◆ **Request**
Every record must be repeated exactly; omit any pictures they contain.

◆ **Given records**
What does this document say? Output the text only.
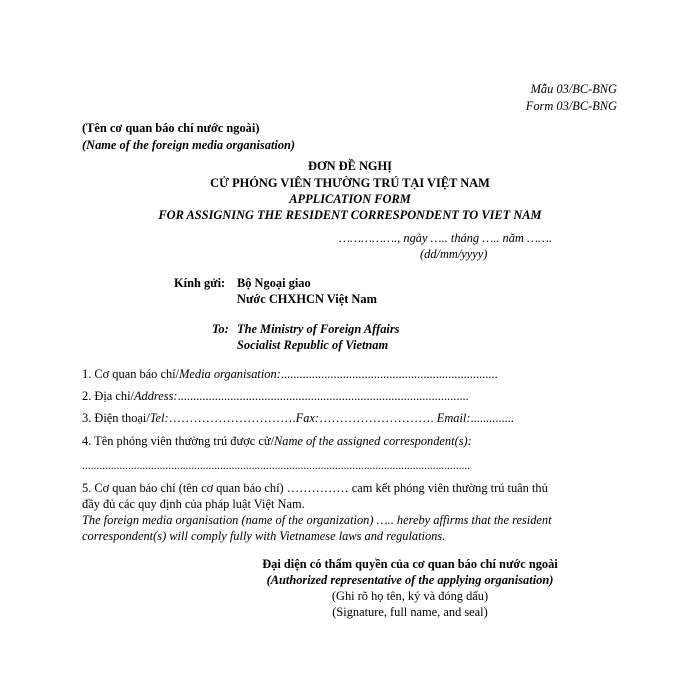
Mẫu 03/BC-BNG
Form 03/BC-BNG
(Tên cơ quan báo chí nước ngoài)
(Name of the foreign media organisation)
ĐƠN ĐỀ NGHỊ
CỬ PHÓNG VIÊN THƯỜNG TRÚ TẠI VIỆT NAM
APPLICATION FORM
FOR ASSIGNING THE RESIDENT CORRESPONDENT TO VIET NAM
……………., ngày ….. tháng ….. năm …….
(dd/mm/yyyy)
Kính gửi: Bộ Ngoại giao
Nước CHXHCN Việt Nam
To: The Ministry of Foreign Affairs
Socialist Republic of Vietnam
1. Cơ quan báo chí/Media organisation:......................................................................
2. Địa chỉ/Address:..............................................................................................
3. Điện thoại/Tel:………………………….Fax:………………………. Email:..............
4. Tên phóng viên thường trú được cử/Name of the assigned correspondent(s):
.......................................................................................................................................
5. Cơ quan báo chí (tên cơ quan báo chí) …………… cam kết phóng viên thường trú tuân thủ
đầy đủ các quy định của pháp luật Việt Nam.
The foreign media organisation (name of the organization) ….. hereby affirms that the resident
correspondent(s) will comply fully with Vietnamese laws and regulations.
Đại diện có thẩm quyền của cơ quan báo chí nước ngoài
(Authorized representative of the applying organisation)
(Ghi rõ họ tên, ký và đóng dấu)
(Signature, full name, and seal)
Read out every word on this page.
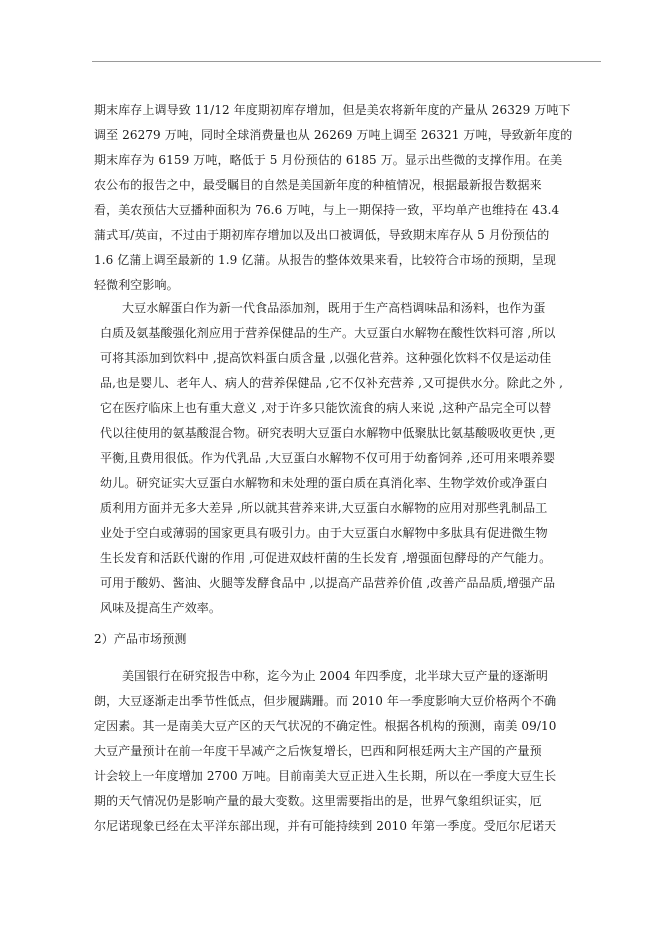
期末库存上调导致 11/12 年度期初库存增加，但是美农将新年度的产量从 26329 万吨下
调至 26279 万吨，同时全球消费量也从 26269 万吨上调至 26321 万吨，导致新年度的
期末库存为 6159 万吨，略低于 5 月份预估的 6185 万。显示出些微的支撑作用。在美
农公布的报告之中，最受瞩目的自然是美国新年度的种植情况，根据最新报告数据来
看，美农预估大豆播种面积为 76.6 万吨，与上一期保持一致，平均单产也维持在 43.4
蒲式耳/英亩，不过由于期初库存增加以及出口被调低，导致期末库存从 5 月份预估的
1.6 亿蒲上调至最新的 1.9 亿蒲。从报告的整体效果来看，比较符合市场的预期，呈现
轻微利空影响。
大豆水解蛋白作为新一代食品添加剂，既用于生产高档调味品和汤料，也作为蛋
白质及氨基酸强化剂应用于营养保健品的生产。大豆蛋白水解物在酸性饮料可溶 ,所以
可将其添加到饮料中 ,提高饮料蛋白质含量 ,以强化营养。这种强化饮料不仅是运动佳
品,也是婴儿、老年人、病人的营养保健品 ,它不仅补充营养 ,又可提供水分。除此之外 ,
它在医疗临床上也有重大意义 ,对于许多只能饮流食的病人来说 ,这种产品完全可以替
代以往使用的氨基酸混合物。研究表明大豆蛋白水解物中低聚肽比氨基酸吸收更快 ,更
平衡,且费用很低。作为代乳品 ,大豆蛋白水解物不仅可用于幼畜饲养 ,还可用来喂养婴
幼儿。研究证实大豆蛋白水解物和未处理的蛋白质在真消化率、生物学效价或净蛋白
质利用方面并无多大差异 ,所以就其营养来讲,大豆蛋白水解物的应用对那些乳制品工
业处于空白或薄弱的国家更具有吸引力。由于大豆蛋白水解物中多肽具有促进微生物
生长发育和活跃代谢的作用 ,可促进双歧杆菌的生长发育 ,增强面包酵母的产气能力。
可用于酸奶、酱油、火腿等发酵食品中 ,以提高产品营养价值 ,改善产品品质,增强产品
风味及提高生产效率。
2）产品市场预测
美国银行在研究报告中称，迄今为止 2004 年四季度，北半球大豆产量的逐渐明
朗，大豆逐渐走出季节性低点，但步履蹒跚。而 2010 年一季度影响大豆价格两个不确
定因素。其一是南美大豆产区的天气状况的不确定性。根据各机构的预测，南美 09/10
大豆产量预计在前一年度干旱减产之后恢复增长，巴西和阿根廷两大主产国的产量预
计会较上一年度增加 2700 万吨。目前南美大豆正进入生长期，所以在一季度大豆生长
期的天气情况仍是影响产量的最大变数。这里需要指出的是，世界气象组织证实，厄
尔尼诺现象已经在太平洋东部出现，并有可能持续到 2010 年第一季度。受厄尔尼诺天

◆ **Result for this task**
What does this document say? Output the text only.
Mẫu 03/BC-BNG
Form 03/BC-BNG
(Tên cơ quan báo chí nước ngoài)
(Name of the foreign media organisation)
ĐƠN ĐỀ NGHỊ
CỬ PHÓNG VIÊN THƯỜNG TRÚ TẠI VIỆT NAM
APPLICATION FORM
FOR ASSIGNING THE RESIDENT CORRESPONDENT TO VIET NAM
……………., ngày ….. tháng ….. năm …….
(dd/mm/yyyy)
Kính gửi: Bộ Ngoại giao
Nước CHXHCN Việt Nam
To: The Ministry of Foreign Affairs
Socialist Republic of Vietnam
1. Cơ quan báo chí/Media organisation:......................................................................
2. Địa chỉ/Address:..............................................................................................
3. Điện thoại/Tel:………………………….Fax:………………………. Email:..............
4. Tên phóng viên thường trú được cử/Name of the assigned correspondent(s):
.......................................................................................................................................
5. Cơ quan báo chí (tên cơ quan báo chí) …………… cam kết phóng viên thường trú tuân thủ
đầy đủ các quy định của pháp luật Việt Nam.
The foreign media organisation (name of the organization) ….. hereby affirms that the resident
correspondent(s) will comply fully with Vietnamese laws and regulations.
Đại diện có thẩm quyền của cơ quan báo chí nước ngoài
(Authorized representative of the applying organisation)
(Ghi rõ họ tên, ký và đóng dấu)
(Signature, full name, and seal)
Read out every word on this page.
期末库存上调导致 11/12 年度期初库存增加，但是美农将新年度的产量从 26329 万吨下
调至 26279 万吨，同时全球消费量也从 26269 万吨上调至 26321 万吨，导致新年度的
期末库存为 6159 万吨，略低于 5 月份预估的 6185 万。显示出些微的支撑作用。在美
农公布的报告之中，最受瞩目的自然是美国新年度的种植情况，根据最新报告数据来
看，美农预估大豆播种面积为 76.6 万吨，与上一期保持一致，平均单产也维持在 43.4
蒲式耳/英亩，不过由于期初库存增加以及出口被调低，导致期末库存从 5 月份预估的
1.6 亿蒲上调至最新的 1.9 亿蒲。从报告的整体效果来看，比较符合市场的预期，呈现
轻微利空影响。
大豆水解蛋白作为新一代食品添加剂，既用于生产高档调味品和汤料，也作为蛋
白质及氨基酸强化剂应用于营养保健品的生产。大豆蛋白水解物在酸性饮料可溶 ,所以
可将其添加到饮料中 ,提高饮料蛋白质含量 ,以强化营养。这种强化饮料不仅是运动佳
品,也是婴儿、老年人、病人的营养保健品 ,它不仅补充营养 ,又可提供水分。除此之外 ,
它在医疗临床上也有重大意义 ,对于许多只能饮流食的病人来说 ,这种产品完全可以替
代以往使用的氨基酸混合物。研究表明大豆蛋白水解物中低聚肽比氨基酸吸收更快 ,更
平衡,且费用很低。作为代乳品 ,大豆蛋白水解物不仅可用于幼畜饲养 ,还可用来喂养婴
幼儿。研究证实大豆蛋白水解物和未处理的蛋白质在真消化率、生物学效价或净蛋白
质利用方面并无多大差异 ,所以就其营养来讲,大豆蛋白水解物的应用对那些乳制品工
业处于空白或薄弱的国家更具有吸引力。由于大豆蛋白水解物中多肽具有促进微生物
生长发育和活跃代谢的作用 ,可促进双歧杆菌的生长发育 ,增强面包酵母的产气能力。
可用于酸奶、酱油、火腿等发酵食品中 ,以提高产品营养价值 ,改善产品品质,增强产品
风味及提高生产效率。
2）产品市场预测
美国银行在研究报告中称，迄今为止 2004 年四季度，北半球大豆产量的逐渐明
朗，大豆逐渐走出季节性低点，但步履蹒跚。而 2010 年一季度影响大豆价格两个不确
定因素。其一是南美大豆产区的天气状况的不确定性。根据各机构的预测，南美 09/10
大豆产量预计在前一年度干旱减产之后恢复增长，巴西和阿根廷两大主产国的产量预
计会较上一年度增加 2700 万吨。目前南美大豆正进入生长期，所以在一季度大豆生长
期的天气情况仍是影响产量的最大变数。这里需要指出的是，世界气象组织证实，厄
尔尼诺现象已经在太平洋东部出现，并有可能持续到 2010 年第一季度。受厄尔尼诺天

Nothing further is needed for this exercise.